━━━━━ Records ━━━━━
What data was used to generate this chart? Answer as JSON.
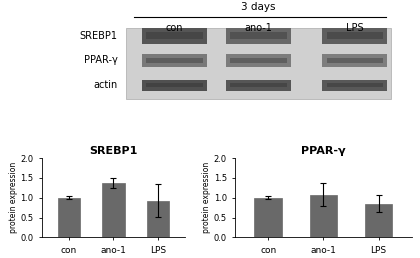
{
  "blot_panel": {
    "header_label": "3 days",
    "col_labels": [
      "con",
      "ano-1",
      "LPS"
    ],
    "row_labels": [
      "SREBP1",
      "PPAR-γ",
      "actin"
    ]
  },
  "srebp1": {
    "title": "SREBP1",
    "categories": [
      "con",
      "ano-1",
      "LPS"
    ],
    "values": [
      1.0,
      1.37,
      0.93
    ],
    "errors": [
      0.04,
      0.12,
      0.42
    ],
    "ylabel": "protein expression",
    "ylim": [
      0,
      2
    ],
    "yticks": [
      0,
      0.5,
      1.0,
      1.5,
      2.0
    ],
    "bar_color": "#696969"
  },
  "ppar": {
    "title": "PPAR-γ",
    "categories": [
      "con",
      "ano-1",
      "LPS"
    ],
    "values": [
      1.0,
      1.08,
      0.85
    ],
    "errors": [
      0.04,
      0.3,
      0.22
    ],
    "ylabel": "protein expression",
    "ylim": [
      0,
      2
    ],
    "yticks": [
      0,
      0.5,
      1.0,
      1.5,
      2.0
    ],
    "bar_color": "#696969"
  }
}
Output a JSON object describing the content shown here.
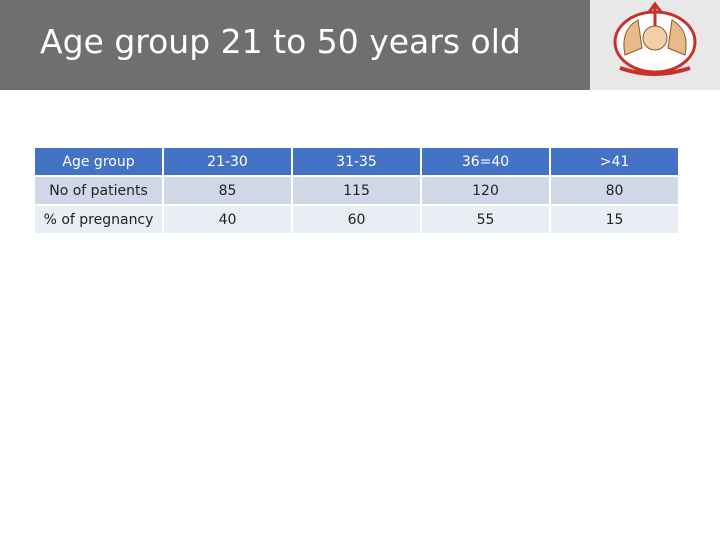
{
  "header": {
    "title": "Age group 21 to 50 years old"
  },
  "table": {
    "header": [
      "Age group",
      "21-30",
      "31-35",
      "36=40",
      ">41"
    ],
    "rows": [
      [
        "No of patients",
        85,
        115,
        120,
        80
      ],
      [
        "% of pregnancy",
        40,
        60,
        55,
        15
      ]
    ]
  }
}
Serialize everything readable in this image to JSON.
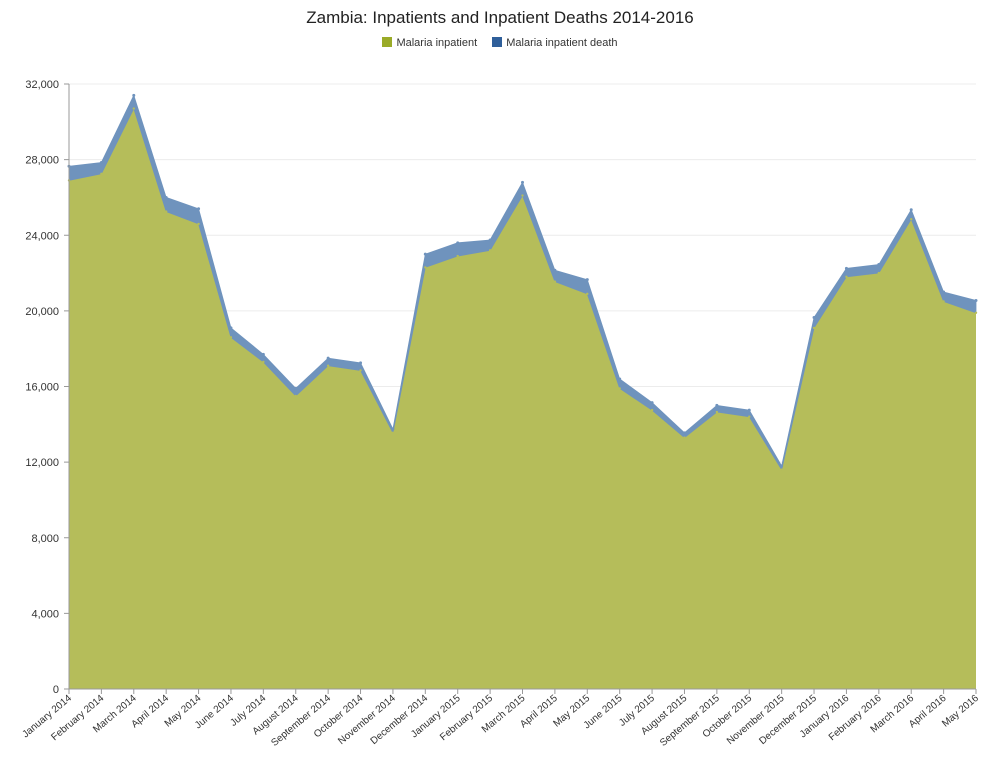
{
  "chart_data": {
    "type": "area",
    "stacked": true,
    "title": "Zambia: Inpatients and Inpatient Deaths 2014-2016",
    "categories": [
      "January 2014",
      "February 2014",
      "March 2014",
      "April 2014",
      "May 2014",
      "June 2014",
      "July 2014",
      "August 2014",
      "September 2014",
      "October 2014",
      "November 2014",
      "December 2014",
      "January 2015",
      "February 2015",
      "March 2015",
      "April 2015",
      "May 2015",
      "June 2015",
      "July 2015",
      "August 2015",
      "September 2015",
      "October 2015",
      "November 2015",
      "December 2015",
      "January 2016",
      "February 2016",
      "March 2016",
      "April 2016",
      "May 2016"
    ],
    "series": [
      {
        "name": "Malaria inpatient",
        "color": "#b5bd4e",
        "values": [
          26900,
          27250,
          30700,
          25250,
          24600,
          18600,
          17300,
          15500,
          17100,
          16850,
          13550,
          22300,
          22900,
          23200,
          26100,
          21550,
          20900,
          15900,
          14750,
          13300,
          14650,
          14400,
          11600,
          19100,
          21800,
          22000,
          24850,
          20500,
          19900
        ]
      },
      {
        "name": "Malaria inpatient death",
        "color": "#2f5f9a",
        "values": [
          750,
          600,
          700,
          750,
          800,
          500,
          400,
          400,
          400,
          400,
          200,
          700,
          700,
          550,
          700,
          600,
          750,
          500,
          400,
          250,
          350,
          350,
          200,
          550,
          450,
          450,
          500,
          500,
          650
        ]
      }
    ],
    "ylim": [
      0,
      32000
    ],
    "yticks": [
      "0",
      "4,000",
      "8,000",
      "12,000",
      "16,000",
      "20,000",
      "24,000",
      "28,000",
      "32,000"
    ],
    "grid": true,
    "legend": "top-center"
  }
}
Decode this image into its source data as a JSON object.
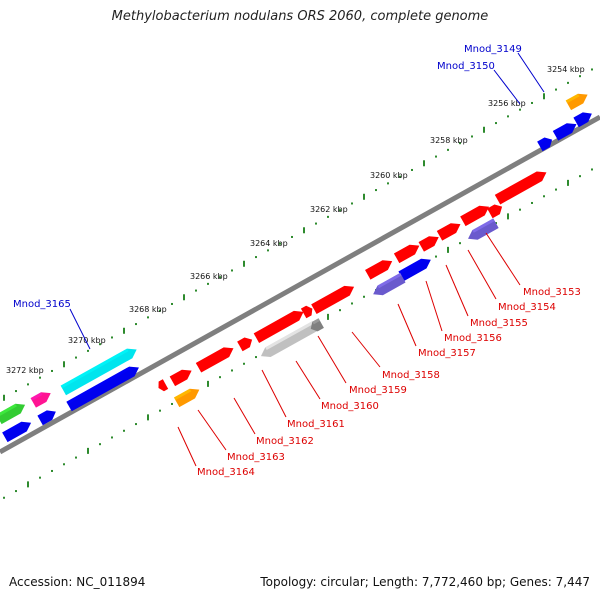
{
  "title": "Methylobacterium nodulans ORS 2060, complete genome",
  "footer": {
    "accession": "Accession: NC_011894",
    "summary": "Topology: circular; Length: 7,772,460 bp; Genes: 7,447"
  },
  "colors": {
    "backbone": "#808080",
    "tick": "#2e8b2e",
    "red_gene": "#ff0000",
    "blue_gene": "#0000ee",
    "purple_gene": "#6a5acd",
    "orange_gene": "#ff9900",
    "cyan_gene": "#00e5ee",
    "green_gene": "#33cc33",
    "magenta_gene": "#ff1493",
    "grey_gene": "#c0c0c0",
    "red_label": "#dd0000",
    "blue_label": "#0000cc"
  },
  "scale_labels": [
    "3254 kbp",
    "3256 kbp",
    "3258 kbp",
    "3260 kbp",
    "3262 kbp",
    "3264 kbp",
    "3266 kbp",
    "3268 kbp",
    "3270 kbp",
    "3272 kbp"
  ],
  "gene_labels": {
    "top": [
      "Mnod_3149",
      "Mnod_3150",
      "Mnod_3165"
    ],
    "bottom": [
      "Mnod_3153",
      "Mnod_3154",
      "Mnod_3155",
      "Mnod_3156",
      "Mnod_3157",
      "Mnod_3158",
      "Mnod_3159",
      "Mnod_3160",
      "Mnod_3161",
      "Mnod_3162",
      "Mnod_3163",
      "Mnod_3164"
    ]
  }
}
━━━━━
# Prompt
In the entries above, count each line holding "this" and report the total and nothing more.

# Reply
3